● Your instructions: Find and copy each line of the records where the string "mains" shows up.

● Records supplied:
-- Start --
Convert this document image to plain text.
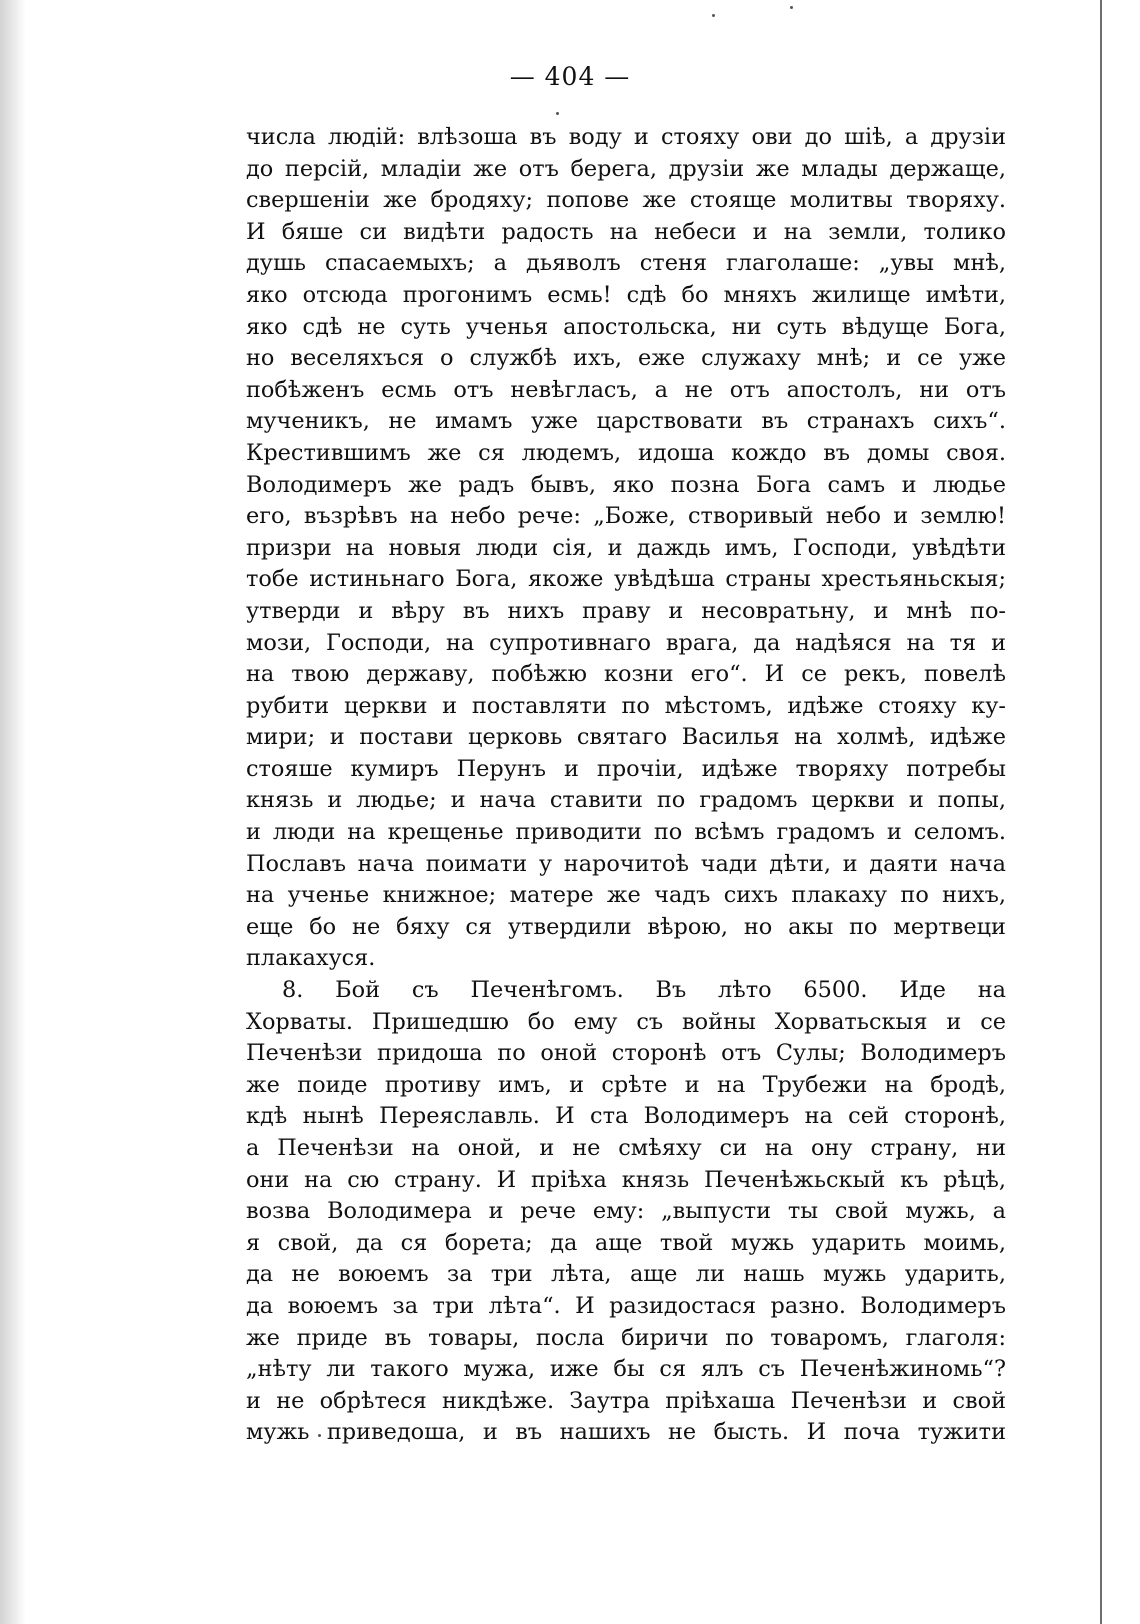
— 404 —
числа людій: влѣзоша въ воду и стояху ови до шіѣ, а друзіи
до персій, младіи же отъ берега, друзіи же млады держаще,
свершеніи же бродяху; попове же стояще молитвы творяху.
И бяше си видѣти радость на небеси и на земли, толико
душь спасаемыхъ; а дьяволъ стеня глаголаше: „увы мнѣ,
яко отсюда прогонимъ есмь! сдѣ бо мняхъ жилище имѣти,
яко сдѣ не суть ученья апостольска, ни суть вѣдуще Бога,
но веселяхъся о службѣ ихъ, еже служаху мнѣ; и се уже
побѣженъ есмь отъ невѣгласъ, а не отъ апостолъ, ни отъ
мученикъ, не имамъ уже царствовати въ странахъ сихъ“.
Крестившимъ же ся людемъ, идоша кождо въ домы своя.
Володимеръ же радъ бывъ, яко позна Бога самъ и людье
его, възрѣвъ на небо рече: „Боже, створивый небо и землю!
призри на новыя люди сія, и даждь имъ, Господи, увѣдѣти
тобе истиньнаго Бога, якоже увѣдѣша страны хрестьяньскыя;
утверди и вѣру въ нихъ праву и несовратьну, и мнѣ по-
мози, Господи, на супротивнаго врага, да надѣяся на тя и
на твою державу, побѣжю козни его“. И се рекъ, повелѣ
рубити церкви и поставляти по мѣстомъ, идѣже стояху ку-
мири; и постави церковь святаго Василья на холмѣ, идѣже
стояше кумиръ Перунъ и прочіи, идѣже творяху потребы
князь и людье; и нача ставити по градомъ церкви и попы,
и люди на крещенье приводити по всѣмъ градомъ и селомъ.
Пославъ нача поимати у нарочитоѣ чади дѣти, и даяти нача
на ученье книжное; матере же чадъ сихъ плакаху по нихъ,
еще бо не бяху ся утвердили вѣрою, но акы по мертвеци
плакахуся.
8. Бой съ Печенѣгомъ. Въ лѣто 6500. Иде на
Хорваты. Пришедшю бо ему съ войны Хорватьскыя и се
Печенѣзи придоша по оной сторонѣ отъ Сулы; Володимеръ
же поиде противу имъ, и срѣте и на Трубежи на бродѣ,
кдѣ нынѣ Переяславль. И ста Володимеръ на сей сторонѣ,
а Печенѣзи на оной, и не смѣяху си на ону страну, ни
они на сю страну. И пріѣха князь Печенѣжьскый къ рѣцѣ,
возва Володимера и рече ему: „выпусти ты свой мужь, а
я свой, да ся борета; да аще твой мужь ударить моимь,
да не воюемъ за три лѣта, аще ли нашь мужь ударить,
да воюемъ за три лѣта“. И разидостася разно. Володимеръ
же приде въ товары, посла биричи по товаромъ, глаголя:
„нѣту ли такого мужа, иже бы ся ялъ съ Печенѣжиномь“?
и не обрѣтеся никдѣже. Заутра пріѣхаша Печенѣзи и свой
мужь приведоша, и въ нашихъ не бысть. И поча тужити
-- End --
-- Start --
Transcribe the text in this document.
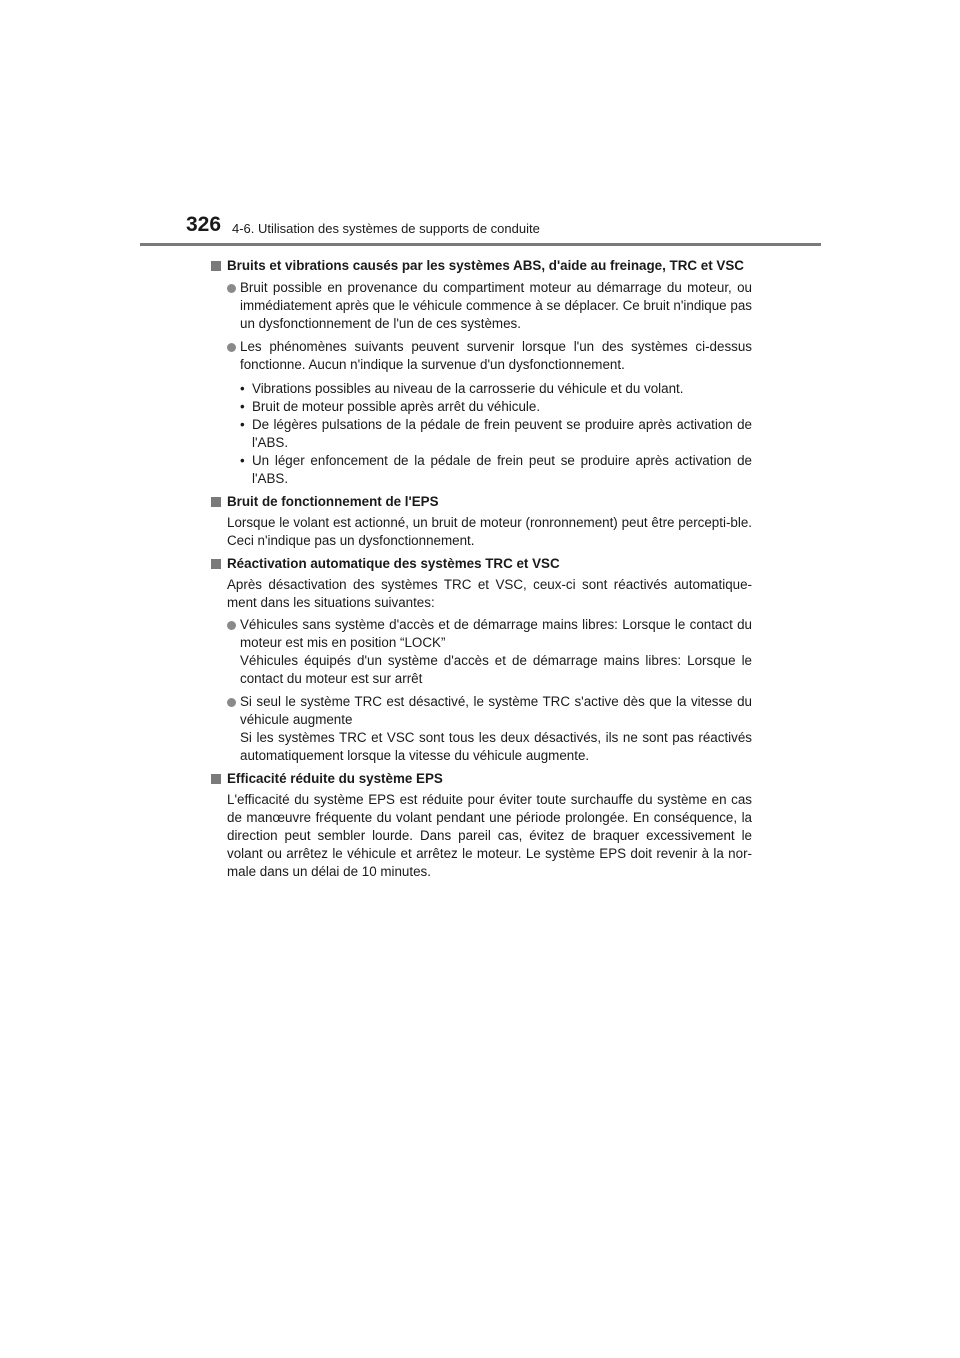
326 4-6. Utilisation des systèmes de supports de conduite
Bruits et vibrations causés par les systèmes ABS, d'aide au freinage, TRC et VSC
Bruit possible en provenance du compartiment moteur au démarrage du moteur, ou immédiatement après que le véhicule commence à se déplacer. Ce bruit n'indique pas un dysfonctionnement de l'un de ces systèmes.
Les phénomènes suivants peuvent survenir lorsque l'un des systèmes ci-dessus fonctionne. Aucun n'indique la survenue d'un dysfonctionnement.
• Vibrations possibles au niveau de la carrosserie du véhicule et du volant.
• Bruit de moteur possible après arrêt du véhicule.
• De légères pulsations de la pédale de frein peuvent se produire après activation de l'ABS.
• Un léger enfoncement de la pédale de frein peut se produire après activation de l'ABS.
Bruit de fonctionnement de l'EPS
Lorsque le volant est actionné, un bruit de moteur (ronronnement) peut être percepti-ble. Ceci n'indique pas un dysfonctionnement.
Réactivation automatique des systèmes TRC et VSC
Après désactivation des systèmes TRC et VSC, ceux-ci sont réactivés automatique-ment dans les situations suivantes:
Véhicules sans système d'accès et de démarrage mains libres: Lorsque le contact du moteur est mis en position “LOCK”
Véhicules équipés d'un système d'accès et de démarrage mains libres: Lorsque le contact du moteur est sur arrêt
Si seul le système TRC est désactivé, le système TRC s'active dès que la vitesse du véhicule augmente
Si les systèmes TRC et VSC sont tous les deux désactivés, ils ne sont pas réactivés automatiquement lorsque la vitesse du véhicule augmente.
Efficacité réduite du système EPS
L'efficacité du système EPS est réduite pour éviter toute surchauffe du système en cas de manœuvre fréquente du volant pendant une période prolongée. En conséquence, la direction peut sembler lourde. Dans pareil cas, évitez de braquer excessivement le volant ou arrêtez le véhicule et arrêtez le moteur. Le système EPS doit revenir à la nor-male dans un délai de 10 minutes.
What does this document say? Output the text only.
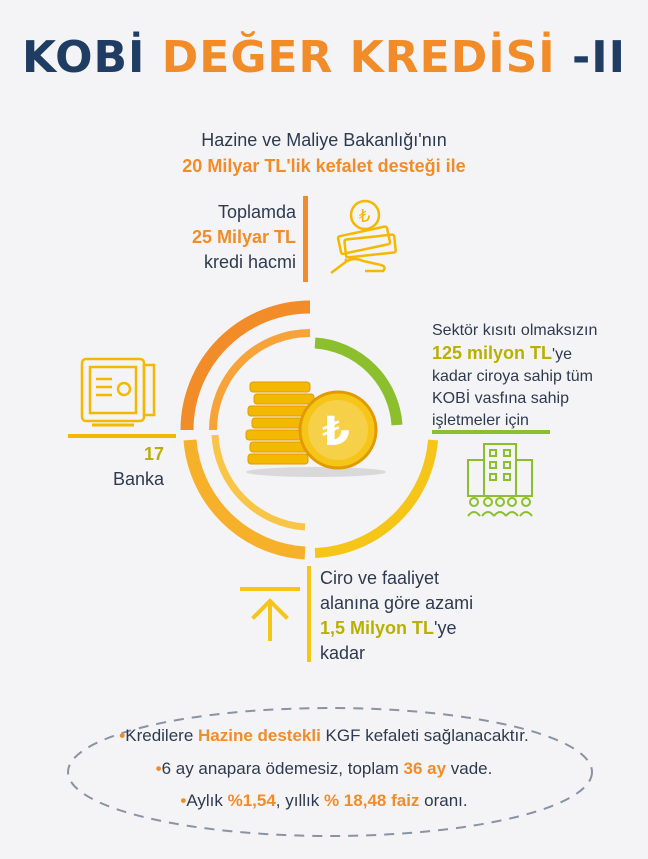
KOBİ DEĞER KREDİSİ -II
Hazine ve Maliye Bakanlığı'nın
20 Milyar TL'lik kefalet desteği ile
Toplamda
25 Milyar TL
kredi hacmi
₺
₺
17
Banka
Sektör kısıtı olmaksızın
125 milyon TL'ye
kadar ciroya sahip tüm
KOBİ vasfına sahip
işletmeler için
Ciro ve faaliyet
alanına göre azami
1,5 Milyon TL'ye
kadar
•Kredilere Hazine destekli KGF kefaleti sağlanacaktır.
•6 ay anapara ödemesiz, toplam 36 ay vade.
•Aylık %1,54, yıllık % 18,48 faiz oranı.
-- End --
-- Start --
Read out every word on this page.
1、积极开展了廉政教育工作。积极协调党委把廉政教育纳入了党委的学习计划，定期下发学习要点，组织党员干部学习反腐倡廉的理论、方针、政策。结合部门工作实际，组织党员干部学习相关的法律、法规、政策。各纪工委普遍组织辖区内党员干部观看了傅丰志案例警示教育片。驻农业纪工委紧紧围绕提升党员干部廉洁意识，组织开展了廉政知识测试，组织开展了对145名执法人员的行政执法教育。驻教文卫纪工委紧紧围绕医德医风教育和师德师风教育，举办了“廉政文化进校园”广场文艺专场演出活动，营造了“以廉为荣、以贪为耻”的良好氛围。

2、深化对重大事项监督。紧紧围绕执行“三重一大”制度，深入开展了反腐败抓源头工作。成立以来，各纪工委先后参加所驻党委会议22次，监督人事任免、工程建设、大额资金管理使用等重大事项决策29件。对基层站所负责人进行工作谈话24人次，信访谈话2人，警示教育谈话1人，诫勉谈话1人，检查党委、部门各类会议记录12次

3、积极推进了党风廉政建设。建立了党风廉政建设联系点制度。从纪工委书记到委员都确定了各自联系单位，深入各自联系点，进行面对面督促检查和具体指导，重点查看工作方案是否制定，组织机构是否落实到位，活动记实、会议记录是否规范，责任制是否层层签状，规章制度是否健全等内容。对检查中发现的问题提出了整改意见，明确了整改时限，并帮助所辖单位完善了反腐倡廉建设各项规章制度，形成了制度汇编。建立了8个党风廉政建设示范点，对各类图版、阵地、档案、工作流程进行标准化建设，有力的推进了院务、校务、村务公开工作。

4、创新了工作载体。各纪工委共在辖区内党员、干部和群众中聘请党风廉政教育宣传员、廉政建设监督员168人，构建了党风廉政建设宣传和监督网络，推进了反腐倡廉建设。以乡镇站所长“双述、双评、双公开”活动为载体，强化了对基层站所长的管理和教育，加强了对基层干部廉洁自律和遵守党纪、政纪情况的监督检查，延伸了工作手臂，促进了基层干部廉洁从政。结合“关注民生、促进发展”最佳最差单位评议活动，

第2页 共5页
-- End --
● Answer to this task:
Véhicules sans système d'accès et de démarrage mains libres: Lorsque le contact du moteur est mis en position “LOCK”
Véhicules équipés d'un système d'accès et de démarrage mains libres: Lorsque le contact du moteur est sur arrêt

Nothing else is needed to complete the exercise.